■ Exercise requirements ■
Search the material for the string "orgulje", then return every line where it is found.

■ The data ■
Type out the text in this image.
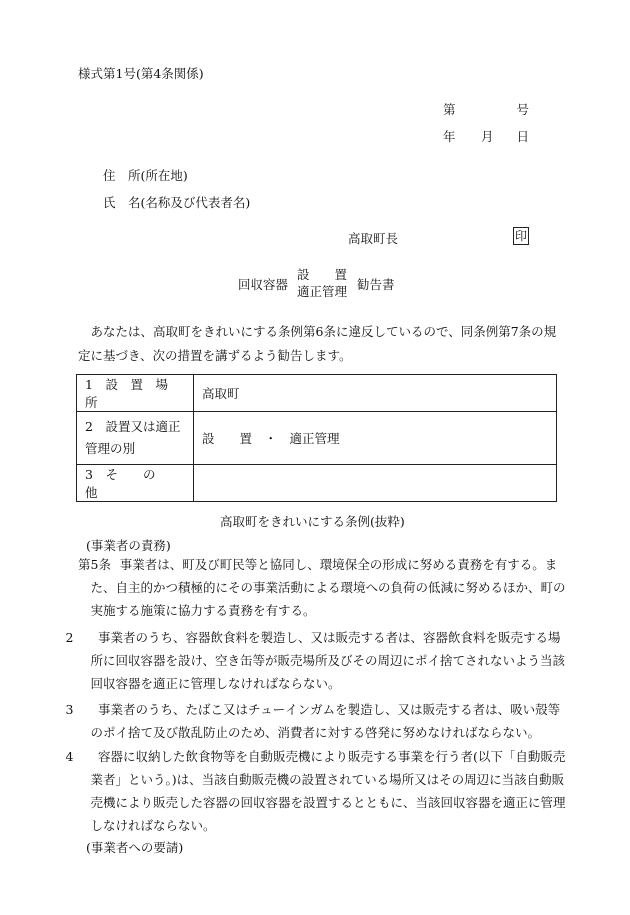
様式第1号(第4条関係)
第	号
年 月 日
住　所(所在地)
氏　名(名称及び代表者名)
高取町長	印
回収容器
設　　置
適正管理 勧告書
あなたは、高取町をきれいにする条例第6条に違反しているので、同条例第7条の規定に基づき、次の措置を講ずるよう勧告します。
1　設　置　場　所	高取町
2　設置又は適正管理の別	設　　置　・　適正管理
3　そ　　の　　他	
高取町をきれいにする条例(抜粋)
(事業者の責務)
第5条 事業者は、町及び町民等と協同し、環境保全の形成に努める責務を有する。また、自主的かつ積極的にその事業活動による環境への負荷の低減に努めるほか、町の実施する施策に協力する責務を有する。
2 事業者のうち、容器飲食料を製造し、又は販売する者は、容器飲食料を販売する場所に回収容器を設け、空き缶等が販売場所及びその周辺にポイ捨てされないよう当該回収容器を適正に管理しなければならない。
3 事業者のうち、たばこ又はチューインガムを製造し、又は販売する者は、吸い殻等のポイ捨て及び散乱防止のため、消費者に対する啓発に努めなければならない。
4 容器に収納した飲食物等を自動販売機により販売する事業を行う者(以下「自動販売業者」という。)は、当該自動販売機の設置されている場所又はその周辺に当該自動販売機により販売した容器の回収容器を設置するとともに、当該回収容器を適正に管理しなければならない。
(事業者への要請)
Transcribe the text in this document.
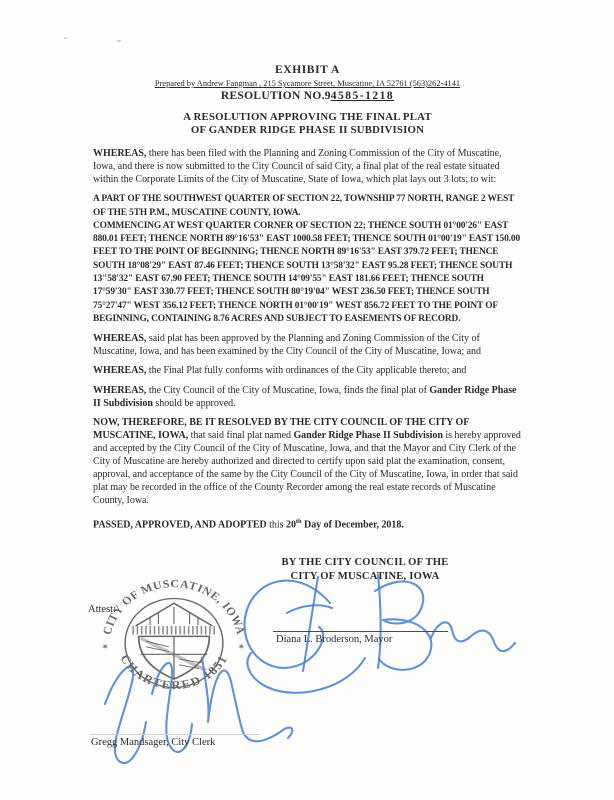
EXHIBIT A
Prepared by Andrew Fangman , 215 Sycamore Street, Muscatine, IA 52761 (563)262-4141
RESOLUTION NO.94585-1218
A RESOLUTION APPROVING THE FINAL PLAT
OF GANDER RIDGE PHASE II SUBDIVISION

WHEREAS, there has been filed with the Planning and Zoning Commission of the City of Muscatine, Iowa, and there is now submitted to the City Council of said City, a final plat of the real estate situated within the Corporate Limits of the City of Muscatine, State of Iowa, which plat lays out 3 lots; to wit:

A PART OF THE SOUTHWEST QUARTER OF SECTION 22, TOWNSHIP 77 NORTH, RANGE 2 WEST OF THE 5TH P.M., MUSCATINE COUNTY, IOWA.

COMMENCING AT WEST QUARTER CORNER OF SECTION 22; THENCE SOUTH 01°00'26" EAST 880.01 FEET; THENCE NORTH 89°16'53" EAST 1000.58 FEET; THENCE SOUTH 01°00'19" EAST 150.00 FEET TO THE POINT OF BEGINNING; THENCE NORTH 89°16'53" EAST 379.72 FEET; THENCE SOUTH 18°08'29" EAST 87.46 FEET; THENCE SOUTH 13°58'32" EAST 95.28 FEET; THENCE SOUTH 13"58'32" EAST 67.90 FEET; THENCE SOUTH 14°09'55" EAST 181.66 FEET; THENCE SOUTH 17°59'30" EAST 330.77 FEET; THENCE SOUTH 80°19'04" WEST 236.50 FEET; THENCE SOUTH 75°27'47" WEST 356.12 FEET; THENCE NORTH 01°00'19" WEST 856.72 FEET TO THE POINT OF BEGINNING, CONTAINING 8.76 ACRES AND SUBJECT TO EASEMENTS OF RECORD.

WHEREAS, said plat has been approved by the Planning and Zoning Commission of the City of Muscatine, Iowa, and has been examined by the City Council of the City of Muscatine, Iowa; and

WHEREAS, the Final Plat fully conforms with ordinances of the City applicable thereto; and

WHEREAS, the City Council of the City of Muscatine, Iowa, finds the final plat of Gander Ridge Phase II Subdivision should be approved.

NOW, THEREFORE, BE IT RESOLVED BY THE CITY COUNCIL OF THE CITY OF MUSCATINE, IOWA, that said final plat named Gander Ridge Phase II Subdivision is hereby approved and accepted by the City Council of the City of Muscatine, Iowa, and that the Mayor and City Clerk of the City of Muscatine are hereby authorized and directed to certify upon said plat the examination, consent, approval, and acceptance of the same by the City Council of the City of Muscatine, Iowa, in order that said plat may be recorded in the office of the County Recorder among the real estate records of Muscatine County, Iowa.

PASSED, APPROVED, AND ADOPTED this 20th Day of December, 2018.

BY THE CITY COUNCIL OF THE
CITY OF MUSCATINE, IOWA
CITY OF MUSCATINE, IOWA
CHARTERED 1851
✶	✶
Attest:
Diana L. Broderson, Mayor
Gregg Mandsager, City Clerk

--

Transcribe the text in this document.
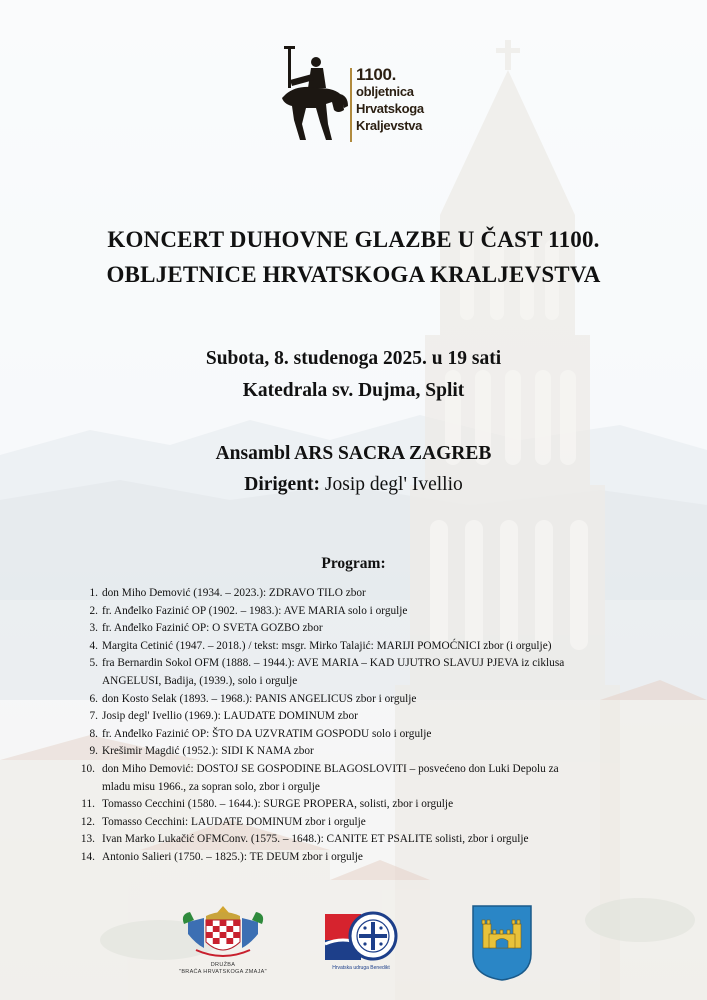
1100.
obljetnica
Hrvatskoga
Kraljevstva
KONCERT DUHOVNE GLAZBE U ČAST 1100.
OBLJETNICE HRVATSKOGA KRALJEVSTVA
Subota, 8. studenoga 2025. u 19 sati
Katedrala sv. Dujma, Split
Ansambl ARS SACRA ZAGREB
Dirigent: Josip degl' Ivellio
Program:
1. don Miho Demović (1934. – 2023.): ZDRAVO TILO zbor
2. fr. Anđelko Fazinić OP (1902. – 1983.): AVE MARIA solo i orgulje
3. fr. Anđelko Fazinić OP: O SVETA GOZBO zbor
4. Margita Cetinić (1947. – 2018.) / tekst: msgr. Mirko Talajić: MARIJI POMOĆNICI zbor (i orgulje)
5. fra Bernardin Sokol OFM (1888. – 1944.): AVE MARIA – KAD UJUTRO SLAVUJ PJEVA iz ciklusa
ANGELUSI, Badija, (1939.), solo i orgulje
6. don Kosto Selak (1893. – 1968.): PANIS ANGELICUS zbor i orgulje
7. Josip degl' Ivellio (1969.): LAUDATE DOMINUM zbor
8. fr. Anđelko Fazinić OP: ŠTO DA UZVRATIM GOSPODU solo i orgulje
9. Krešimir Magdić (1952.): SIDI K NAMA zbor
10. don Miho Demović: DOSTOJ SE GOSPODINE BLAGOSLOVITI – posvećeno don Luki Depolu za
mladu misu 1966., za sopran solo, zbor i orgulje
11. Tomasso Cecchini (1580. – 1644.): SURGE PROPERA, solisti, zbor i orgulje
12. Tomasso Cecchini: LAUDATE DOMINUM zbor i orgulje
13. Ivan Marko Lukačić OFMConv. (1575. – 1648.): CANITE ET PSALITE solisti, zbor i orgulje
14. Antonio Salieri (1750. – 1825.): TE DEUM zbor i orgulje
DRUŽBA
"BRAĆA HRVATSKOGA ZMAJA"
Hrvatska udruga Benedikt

■ Result of this exercise ■
2. fr. Anđelko Fazinić OP (1902. – 1983.): AVE MARIA solo i orgulje
4. Margita Cetinić (1947. – 2018.) / tekst: msgr. Mirko Talajić: MARIJI POMOĆNICI zbor (i orgulje)
ANGELUSI, Badija, (1939.), solo i orgulje
6. don Kosto Selak (1893. – 1968.): PANIS ANGELICUS zbor i orgulje
8. fr. Anđelko Fazinić OP: ŠTO DA UZVRATIM GOSPODU solo i orgulje
mladu misu 1966., za sopran solo, zbor i orgulje
11. Tomasso Cecchini (1580. – 1644.): SURGE PROPERA, solisti, zbor i orgulje
12. Tomasso Cecchini: LAUDATE DOMINUM zbor i orgulje
13. Ivan Marko Lukačić OFMConv. (1575. – 1648.): CANITE ET PSALITE solisti, zbor i orgulje
14. Antonio Salieri (1750. – 1825.): TE DEUM zbor i orgulje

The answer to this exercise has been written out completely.